Stated goal
The entries below should be output exactly as written.

Raw data

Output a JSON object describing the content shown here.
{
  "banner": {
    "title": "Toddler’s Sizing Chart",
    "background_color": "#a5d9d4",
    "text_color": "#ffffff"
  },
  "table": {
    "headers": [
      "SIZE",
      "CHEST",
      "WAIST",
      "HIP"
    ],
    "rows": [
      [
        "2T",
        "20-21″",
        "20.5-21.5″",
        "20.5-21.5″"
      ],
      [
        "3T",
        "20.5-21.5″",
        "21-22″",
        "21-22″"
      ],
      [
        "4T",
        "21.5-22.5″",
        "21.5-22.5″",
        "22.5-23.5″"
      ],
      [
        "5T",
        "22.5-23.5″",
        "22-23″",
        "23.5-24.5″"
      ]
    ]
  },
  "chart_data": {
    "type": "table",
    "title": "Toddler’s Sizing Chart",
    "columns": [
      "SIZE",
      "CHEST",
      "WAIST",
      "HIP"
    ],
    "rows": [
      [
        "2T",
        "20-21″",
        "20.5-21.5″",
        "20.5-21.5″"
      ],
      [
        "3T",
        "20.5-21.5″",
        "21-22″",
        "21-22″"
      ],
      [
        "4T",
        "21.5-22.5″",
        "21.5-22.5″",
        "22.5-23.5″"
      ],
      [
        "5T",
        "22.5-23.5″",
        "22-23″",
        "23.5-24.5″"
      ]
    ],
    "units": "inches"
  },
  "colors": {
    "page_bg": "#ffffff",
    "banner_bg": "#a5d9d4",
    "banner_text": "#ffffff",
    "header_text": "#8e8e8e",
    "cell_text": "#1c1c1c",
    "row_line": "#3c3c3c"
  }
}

Solution for this exercise
Output a JSON object describing the content shown here.
{
  "banner": {
    "title": "Toddler’s Sizing Chart",
    "background_color": "#a5d9d4",
    "text_color": "#ffffff"
  },
  "table": {
    "headers": [
      "SIZE",
      "CHEST",
      "WAIST",
      "HIP"
    ],
    "rows": [
      [
        "2T",
        "20-21″",
        "20.5-21.5″",
        "20.5-21.5″"
      ],
      [
        "3T",
        "20.5-21.5″",
        "21-22″",
        "21-22″"
      ],
      [
        "4T",
        "21.5-22.5″",
        "21.5-22.5″",
        "22.5-23.5″"
      ],
      [
        "5T",
        "22.5-23.5″",
        "22-23″",
        "23.5-24.5″"
      ]
    ]
  },
  "chart_data": {
    "type": "table",
    "title": "Toddler’s Sizing Chart",
    "columns": [
      "SIZE",
      "CHEST",
      "WAIST",
      "HIP"
    ],
    "rows": [
      [
        "2T",
        "20-21″",
        "20.5-21.5″",
        "20.5-21.5″"
      ],
      [
        "3T",
        "20.5-21.5″",
        "21-22″",
        "21-22″"
      ],
      [
        "4T",
        "21.5-22.5″",
        "21.5-22.5″",
        "22.5-23.5″"
      ],
      [
        "5T",
        "22.5-23.5″",
        "22-23″",
        "23.5-24.5″"
      ]
    ],
    "units": "inches"
  },
  "colors": {
    "page_bg": "#ffffff",
    "banner_bg": "#a5d9d4",
    "banner_text": "#ffffff",
    "header_text": "#8e8e8e",
    "cell_text": "#1c1c1c",
    "row_line": "#3c3c3c"
  }
}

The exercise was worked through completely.